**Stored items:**
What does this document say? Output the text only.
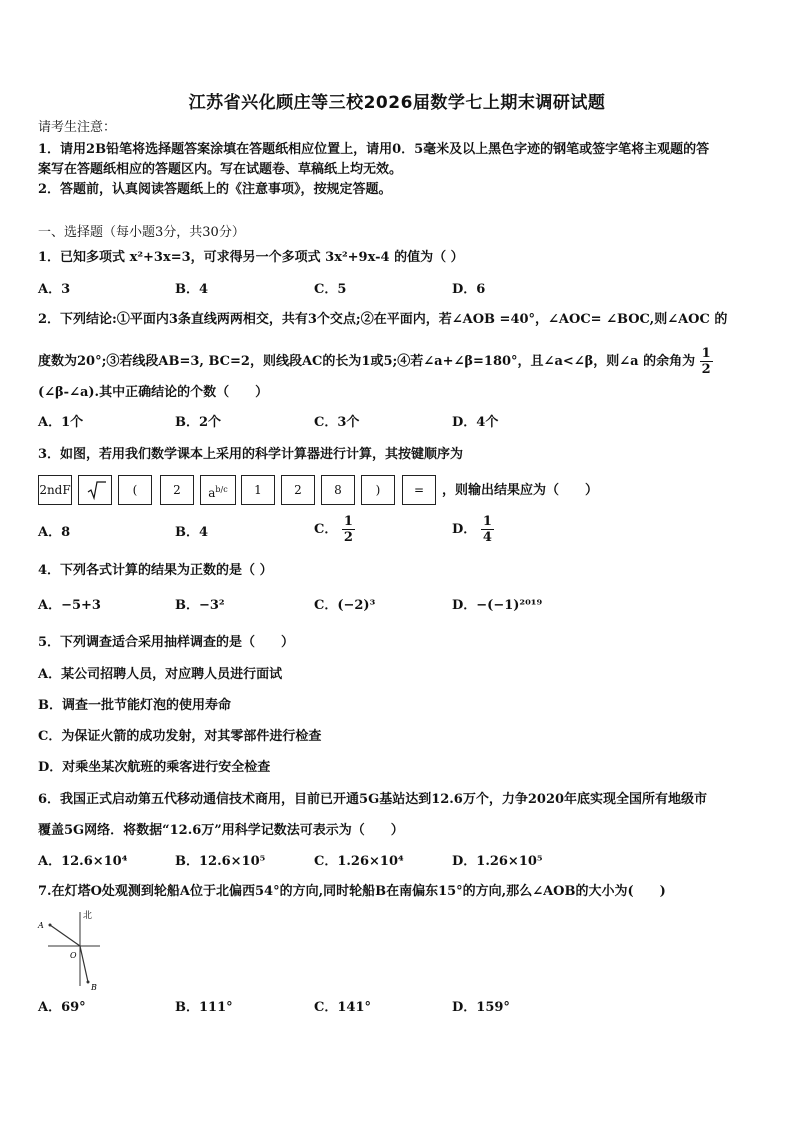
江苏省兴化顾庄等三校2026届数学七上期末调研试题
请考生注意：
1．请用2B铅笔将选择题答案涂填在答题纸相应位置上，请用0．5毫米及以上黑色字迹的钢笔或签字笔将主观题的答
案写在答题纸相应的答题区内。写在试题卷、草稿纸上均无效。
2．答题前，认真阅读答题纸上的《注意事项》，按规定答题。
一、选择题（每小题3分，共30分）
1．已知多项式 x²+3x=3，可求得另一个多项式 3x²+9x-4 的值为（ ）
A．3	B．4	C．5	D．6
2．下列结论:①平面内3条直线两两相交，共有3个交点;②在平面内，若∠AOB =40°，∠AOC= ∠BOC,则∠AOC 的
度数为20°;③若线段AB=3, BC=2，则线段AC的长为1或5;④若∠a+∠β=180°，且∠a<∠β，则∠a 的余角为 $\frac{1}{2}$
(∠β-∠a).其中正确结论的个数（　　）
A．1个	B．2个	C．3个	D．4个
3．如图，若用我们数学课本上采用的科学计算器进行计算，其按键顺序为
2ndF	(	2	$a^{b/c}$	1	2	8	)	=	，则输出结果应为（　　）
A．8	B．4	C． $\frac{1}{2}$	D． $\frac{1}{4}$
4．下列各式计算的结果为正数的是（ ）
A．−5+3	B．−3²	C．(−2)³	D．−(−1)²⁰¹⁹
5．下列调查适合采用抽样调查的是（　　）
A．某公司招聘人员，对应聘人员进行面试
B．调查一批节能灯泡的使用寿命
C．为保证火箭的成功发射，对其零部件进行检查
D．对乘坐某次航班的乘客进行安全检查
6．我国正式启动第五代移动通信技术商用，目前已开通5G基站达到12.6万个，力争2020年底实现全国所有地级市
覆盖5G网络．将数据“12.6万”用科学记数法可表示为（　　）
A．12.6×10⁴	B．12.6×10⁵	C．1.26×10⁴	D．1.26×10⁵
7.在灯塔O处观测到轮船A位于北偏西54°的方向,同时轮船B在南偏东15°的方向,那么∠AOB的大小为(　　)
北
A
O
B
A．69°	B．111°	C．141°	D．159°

**Exercise directions:**
Omit each picture, then return all of the listing exactly as it stands.

**Result below:**
What does this document say? Output the text only.
江苏省兴化顾庄等三校2026届数学七上期末调研试题
请考生注意：
1．请用2B铅笔将选择题答案涂填在答题纸相应位置上，请用0．5毫米及以上黑色字迹的钢笔或签字笔将主观题的答
案写在答题纸相应的答题区内。写在试题卷、草稿纸上均无效。
2．答题前，认真阅读答题纸上的《注意事项》，按规定答题。
一、选择题（每小题3分，共30分）
1．已知多项式 x²+3x=3，可求得另一个多项式 3x²+9x-4 的值为（ ）
A．3	B．4	C．5	D．6
2．下列结论:①平面内3条直线两两相交，共有3个交点;②在平面内，若∠AOB =40°，∠AOC= ∠BOC,则∠AOC 的
度数为20°;③若线段AB=3, BC=2，则线段AC的长为1或5;④若∠a+∠β=180°，且∠a<∠β，则∠a 的余角为 $\frac{1}{2}$
(∠β-∠a).其中正确结论的个数（　　）
A．1个	B．2个	C．3个	D．4个
3．如图，若用我们数学课本上采用的科学计算器进行计算，其按键顺序为
2ndF	(	2	$a^{b/c}$	1	2	8	)	=	，则输出结果应为（　　）
A．8	B．4	C． $\frac{1}{2}$	D． $\frac{1}{4}$
4．下列各式计算的结果为正数的是（ ）
A．−5+3	B．−3²	C．(−2)³	D．−(−1)²⁰¹⁹
5．下列调查适合采用抽样调查的是（　　）
A．某公司招聘人员，对应聘人员进行面试
B．调查一批节能灯泡的使用寿命
C．为保证火箭的成功发射，对其零部件进行检查
D．对乘坐某次航班的乘客进行安全检查
6．我国正式启动第五代移动通信技术商用，目前已开通5G基站达到12.6万个，力争2020年底实现全国所有地级市
覆盖5G网络．将数据“12.6万”用科学记数法可表示为（　　）
A．12.6×10⁴	B．12.6×10⁵	C．1.26×10⁴	D．1.26×10⁵
7.在灯塔O处观测到轮船A位于北偏西54°的方向,同时轮船B在南偏东15°的方向,那么∠AOB的大小为(　　)
北
A
O
B
A．69°	B．111°	C．141°	D．159°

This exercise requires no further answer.